--- Start Material for this task ---

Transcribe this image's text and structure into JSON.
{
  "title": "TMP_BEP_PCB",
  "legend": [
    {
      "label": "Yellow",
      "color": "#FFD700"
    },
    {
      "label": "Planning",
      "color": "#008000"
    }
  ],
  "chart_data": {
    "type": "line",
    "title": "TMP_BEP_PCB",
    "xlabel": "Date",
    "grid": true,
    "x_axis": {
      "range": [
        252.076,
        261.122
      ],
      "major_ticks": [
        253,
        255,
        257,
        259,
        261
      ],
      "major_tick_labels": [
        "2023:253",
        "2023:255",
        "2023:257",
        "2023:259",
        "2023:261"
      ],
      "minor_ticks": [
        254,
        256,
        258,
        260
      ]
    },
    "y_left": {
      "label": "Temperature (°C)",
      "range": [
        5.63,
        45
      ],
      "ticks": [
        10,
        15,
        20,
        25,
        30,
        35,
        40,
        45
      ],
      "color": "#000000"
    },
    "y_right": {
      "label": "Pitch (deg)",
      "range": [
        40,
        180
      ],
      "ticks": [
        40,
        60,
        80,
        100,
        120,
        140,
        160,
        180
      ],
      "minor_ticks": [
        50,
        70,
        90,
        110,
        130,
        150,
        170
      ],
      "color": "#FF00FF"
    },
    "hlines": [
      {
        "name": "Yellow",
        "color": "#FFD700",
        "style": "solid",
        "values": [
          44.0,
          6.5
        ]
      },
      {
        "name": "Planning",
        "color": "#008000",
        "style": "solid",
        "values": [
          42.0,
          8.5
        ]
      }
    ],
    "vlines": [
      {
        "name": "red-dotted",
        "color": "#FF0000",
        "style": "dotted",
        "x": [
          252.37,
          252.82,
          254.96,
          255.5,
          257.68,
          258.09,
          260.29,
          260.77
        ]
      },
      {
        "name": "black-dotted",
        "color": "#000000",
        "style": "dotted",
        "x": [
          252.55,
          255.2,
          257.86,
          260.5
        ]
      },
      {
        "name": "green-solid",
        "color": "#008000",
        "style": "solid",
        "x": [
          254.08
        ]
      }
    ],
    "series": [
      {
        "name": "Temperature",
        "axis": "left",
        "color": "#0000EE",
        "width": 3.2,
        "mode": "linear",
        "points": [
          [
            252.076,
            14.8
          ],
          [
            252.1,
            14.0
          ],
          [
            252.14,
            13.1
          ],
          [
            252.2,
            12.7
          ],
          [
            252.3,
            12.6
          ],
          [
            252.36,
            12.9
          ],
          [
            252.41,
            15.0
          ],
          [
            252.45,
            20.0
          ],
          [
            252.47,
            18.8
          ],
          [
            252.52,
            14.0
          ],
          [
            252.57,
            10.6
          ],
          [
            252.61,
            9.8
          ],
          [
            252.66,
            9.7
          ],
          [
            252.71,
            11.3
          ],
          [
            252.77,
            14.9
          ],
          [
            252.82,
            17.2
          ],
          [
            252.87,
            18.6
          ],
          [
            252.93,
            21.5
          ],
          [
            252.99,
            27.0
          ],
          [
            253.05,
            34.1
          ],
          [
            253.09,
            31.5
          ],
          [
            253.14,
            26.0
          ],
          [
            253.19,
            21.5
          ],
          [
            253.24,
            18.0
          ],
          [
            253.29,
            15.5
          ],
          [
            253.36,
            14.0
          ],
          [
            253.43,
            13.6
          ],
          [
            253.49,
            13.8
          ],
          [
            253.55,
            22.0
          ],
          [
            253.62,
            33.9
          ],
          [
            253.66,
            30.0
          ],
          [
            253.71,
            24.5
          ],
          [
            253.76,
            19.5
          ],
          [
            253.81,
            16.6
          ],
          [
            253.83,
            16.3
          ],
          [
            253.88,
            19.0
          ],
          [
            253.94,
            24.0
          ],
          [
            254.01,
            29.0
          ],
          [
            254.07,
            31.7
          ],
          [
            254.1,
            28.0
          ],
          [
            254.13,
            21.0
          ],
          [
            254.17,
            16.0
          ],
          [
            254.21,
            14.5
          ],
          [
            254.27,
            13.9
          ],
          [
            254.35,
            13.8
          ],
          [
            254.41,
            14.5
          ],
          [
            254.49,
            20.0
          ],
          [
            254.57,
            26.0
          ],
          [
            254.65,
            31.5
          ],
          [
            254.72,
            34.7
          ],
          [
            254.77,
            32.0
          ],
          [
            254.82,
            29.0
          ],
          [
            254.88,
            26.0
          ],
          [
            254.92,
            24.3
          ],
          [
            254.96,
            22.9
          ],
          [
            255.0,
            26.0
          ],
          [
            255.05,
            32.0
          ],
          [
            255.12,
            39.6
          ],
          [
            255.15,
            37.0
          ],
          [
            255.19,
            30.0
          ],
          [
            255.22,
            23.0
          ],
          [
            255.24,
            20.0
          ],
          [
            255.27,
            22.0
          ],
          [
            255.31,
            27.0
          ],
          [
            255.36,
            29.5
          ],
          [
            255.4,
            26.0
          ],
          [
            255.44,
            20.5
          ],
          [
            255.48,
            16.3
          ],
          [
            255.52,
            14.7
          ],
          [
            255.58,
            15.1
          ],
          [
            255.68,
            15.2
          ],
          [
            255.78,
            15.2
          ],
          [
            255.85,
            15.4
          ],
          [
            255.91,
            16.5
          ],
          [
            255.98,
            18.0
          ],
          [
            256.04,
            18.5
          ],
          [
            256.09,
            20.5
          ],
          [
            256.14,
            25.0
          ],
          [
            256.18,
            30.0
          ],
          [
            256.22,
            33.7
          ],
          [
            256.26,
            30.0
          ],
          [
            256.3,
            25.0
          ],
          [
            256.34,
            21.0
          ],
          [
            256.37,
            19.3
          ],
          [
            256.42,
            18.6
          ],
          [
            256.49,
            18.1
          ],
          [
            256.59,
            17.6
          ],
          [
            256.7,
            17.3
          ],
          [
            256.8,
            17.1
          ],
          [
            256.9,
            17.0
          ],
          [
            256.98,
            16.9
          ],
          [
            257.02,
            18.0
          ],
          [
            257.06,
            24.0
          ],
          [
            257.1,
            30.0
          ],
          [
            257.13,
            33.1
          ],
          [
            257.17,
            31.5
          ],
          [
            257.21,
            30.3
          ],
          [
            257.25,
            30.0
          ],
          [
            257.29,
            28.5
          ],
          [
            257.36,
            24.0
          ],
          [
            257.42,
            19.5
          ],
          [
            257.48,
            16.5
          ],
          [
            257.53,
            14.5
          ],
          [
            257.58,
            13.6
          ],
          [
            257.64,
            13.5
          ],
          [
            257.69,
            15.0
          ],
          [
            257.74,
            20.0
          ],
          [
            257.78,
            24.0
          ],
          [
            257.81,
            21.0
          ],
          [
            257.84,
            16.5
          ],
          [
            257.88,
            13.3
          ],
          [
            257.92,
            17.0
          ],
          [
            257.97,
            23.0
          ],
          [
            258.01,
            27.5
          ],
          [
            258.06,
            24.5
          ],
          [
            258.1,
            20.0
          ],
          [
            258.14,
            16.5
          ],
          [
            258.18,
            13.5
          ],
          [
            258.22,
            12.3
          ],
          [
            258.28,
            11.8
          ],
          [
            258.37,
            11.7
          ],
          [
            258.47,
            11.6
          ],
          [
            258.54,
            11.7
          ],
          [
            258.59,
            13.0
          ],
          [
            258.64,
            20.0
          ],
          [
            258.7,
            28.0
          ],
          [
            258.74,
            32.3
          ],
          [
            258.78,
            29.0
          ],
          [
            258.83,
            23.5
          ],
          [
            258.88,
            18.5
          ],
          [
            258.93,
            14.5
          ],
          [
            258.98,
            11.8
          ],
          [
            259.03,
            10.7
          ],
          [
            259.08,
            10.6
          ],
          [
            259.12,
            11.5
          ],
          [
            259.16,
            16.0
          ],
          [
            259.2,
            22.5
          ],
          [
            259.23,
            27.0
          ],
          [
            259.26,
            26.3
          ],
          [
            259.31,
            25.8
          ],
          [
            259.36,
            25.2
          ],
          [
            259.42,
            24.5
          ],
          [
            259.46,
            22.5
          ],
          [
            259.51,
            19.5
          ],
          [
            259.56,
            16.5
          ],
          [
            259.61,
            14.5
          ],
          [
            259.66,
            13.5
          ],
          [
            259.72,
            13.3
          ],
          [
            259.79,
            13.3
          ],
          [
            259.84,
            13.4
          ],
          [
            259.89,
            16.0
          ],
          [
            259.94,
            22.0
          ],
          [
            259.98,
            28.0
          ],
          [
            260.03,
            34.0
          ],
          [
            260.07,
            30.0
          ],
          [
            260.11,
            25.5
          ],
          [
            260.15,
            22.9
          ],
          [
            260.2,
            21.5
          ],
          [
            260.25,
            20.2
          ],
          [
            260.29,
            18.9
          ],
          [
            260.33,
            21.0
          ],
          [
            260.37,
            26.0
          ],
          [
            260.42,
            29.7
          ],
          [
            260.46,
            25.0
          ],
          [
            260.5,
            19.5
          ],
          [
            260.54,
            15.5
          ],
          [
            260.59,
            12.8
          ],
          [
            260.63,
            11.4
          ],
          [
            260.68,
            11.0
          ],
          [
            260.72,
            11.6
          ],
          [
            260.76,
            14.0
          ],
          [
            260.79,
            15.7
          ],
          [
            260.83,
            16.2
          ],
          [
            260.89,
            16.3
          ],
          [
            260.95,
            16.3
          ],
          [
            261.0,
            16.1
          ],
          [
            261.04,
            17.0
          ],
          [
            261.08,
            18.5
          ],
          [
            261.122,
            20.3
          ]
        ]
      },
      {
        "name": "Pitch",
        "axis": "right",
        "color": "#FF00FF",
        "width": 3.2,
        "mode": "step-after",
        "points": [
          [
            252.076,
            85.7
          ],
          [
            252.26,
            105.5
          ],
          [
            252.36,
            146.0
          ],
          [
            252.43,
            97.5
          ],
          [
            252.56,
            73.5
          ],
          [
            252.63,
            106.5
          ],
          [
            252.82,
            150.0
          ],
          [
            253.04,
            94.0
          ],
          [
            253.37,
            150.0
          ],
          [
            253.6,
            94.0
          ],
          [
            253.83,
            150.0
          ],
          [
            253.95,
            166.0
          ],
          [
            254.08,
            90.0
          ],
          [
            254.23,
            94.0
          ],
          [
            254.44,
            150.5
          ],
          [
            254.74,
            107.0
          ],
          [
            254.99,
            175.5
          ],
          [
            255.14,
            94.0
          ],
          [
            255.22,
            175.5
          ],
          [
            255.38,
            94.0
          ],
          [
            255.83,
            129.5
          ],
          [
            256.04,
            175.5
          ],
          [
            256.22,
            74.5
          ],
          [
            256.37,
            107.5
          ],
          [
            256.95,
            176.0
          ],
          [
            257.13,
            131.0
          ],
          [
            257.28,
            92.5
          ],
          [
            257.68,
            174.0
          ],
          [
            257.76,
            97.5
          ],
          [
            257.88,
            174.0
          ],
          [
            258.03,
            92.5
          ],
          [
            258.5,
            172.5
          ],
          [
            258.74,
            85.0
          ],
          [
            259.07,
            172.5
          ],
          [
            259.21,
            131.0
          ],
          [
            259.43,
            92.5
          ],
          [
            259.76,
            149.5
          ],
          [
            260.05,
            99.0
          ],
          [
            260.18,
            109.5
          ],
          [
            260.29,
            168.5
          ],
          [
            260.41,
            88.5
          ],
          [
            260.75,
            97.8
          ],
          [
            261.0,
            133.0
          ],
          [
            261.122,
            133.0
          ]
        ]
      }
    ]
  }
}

--- End Material for this task ---

__What is being asked__: Pull out all lines of the data with the string "dotted".

__Expected output__:
        "name": "red-dotted",
        "style": "dotted",
        "name": "black-dotted",
        "style": "dotted",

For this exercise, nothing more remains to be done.